#### TASK OBJECTIVE:
Of the lines in this material, how many contain "name"? Answer with a single number only.

#### TASK INPUT:

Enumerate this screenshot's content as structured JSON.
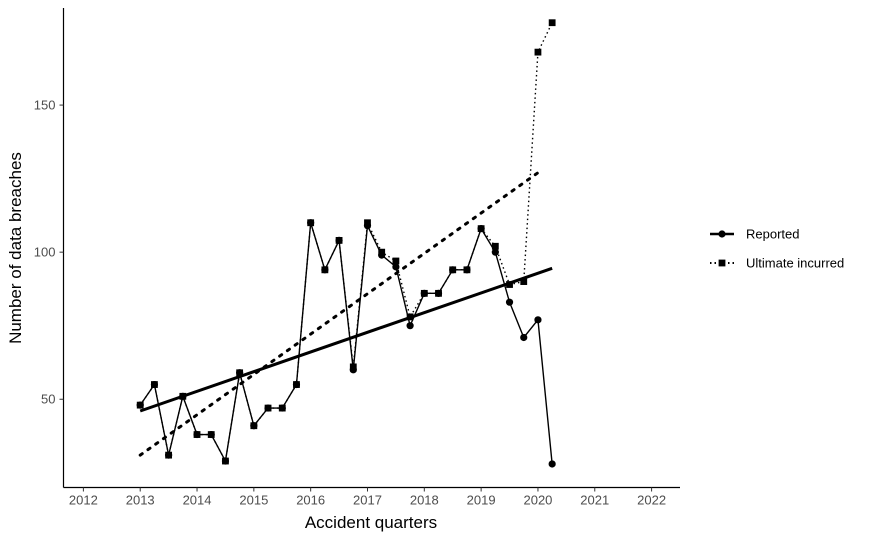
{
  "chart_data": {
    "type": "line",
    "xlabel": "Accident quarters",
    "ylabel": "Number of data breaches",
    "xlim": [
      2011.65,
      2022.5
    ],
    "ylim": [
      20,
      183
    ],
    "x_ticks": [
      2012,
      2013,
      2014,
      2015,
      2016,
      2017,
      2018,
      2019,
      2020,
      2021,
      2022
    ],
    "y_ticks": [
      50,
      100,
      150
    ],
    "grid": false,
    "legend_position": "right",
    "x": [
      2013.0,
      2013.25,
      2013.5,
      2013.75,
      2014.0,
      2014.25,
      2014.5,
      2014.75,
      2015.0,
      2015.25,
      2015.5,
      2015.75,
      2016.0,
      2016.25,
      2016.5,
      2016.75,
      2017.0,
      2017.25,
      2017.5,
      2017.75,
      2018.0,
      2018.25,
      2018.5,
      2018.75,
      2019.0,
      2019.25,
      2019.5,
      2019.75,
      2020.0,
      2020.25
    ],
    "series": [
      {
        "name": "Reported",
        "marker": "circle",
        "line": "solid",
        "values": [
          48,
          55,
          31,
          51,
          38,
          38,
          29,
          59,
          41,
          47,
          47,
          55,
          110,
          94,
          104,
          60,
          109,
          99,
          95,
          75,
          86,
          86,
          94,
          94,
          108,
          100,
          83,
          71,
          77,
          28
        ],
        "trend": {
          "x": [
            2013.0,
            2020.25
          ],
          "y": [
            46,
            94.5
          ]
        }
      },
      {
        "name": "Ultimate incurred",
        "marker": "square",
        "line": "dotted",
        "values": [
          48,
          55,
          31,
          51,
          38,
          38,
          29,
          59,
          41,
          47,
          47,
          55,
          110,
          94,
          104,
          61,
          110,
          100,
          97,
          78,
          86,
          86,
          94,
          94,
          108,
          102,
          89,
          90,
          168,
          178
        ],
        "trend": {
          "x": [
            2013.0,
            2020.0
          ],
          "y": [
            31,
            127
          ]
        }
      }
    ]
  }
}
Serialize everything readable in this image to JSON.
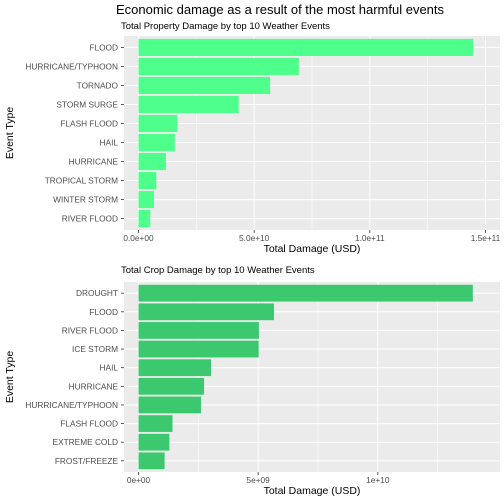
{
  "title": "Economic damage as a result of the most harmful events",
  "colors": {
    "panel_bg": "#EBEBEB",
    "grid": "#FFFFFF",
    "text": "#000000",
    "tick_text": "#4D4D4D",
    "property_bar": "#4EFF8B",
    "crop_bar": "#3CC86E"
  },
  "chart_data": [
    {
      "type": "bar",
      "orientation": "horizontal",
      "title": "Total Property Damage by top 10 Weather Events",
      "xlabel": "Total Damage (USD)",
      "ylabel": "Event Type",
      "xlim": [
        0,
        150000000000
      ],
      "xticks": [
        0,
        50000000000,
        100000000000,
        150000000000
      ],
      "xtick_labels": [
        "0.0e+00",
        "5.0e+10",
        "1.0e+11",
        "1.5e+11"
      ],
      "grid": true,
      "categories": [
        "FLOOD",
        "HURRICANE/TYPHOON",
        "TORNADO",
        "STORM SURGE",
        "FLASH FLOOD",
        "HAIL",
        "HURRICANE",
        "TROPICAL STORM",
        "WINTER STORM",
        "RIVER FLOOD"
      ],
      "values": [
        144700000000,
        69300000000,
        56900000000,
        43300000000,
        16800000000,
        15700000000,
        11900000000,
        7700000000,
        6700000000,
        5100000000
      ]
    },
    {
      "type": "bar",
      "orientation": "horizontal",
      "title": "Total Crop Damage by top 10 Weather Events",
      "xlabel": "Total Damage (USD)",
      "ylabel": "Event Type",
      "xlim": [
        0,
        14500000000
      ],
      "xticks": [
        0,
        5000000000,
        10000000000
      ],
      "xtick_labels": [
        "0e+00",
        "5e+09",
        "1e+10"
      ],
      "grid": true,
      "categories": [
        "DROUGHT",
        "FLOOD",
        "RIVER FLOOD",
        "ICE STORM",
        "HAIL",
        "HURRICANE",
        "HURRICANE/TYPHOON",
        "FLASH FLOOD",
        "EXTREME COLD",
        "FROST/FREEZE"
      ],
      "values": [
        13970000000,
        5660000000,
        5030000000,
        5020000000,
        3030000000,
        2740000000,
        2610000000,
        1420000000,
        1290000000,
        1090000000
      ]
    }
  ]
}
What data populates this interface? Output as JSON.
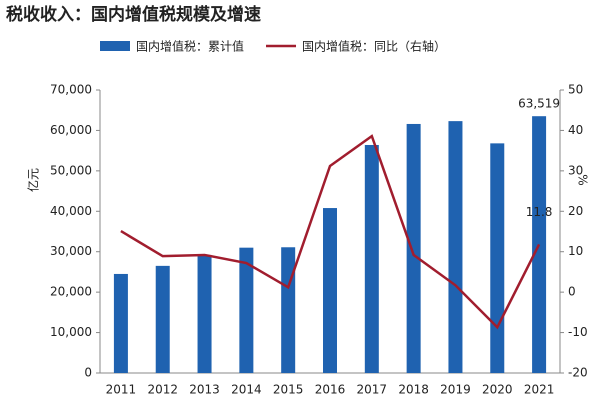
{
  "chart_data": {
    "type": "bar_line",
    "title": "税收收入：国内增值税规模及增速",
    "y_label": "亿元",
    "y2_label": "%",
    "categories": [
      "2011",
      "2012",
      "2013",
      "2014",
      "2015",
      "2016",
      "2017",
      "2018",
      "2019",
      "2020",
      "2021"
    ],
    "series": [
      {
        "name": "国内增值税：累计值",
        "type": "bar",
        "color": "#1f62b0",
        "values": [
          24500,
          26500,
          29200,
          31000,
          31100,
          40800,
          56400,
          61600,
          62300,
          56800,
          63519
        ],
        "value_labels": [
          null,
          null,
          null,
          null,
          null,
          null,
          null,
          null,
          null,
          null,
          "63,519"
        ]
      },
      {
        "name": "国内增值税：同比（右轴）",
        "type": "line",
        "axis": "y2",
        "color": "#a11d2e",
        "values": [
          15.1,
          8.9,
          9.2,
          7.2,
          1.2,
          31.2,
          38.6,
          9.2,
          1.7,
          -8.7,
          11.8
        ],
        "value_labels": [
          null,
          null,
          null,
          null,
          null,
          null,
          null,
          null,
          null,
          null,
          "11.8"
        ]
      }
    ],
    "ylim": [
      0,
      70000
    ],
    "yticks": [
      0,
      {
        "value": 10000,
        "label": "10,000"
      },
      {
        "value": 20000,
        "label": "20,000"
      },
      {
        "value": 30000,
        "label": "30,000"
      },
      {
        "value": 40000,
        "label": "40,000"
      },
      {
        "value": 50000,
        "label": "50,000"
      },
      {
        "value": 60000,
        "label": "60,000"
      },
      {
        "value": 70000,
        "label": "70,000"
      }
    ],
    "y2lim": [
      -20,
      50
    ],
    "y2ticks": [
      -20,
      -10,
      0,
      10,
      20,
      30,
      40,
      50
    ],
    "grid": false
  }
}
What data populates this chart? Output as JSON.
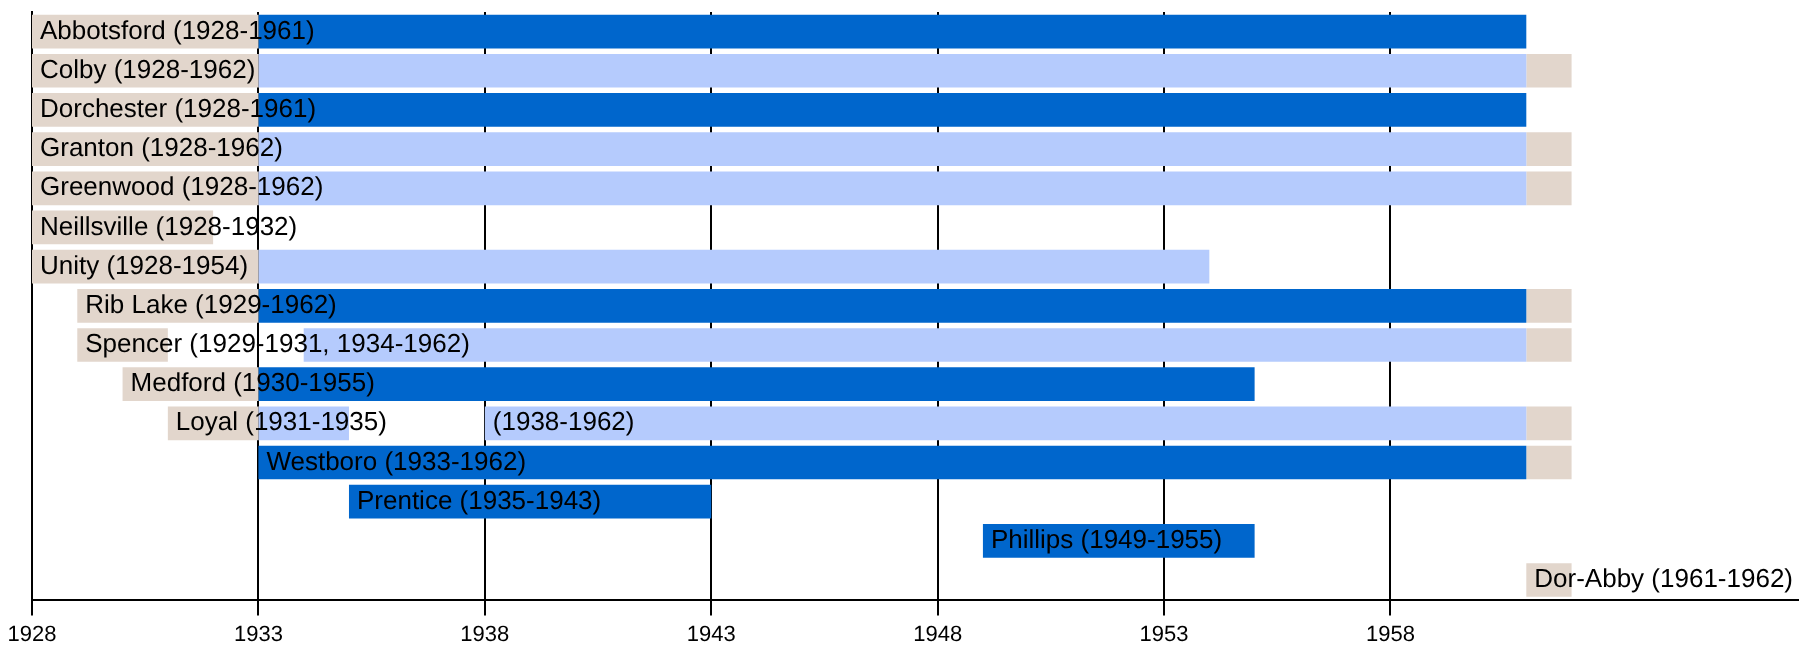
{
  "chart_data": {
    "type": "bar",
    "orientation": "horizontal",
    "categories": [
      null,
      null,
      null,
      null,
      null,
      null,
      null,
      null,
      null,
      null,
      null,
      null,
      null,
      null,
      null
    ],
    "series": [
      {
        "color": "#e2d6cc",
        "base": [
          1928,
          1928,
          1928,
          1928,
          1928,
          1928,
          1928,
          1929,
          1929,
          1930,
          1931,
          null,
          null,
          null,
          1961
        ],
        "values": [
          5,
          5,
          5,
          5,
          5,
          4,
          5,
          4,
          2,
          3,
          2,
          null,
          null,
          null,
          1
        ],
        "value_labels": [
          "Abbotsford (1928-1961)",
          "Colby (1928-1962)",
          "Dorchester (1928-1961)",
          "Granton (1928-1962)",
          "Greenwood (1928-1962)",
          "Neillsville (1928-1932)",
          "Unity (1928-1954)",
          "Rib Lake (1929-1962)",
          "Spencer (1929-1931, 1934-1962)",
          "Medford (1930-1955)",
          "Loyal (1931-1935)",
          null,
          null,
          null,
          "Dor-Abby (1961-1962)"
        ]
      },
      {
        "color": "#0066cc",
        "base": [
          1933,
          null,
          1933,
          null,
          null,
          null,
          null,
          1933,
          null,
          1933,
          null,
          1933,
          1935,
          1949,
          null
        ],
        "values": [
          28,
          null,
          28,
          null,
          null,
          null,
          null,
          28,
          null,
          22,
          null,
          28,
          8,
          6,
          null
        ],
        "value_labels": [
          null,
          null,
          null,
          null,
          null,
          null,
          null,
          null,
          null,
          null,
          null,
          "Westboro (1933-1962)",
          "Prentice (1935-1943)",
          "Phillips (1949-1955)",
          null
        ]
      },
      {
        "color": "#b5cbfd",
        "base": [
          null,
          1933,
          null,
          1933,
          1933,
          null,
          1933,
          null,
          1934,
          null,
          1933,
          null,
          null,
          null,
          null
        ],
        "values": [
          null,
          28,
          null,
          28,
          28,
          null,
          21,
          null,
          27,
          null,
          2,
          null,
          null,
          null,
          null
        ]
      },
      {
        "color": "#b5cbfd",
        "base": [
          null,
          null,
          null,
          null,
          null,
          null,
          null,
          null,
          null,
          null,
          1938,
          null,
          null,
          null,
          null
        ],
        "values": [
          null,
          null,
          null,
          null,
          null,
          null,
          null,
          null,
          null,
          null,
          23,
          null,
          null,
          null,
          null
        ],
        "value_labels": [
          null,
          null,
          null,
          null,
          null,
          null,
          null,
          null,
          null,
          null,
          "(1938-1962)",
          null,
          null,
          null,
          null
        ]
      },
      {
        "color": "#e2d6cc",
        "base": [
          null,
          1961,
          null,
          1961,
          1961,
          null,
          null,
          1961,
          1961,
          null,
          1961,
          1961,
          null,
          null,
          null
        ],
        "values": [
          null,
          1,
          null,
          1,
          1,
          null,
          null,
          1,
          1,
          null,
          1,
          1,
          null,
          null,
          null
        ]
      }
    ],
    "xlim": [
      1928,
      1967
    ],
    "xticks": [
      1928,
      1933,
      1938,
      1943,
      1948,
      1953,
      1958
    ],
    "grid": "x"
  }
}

#### SOLUTION TO THIS PROBLEM:
4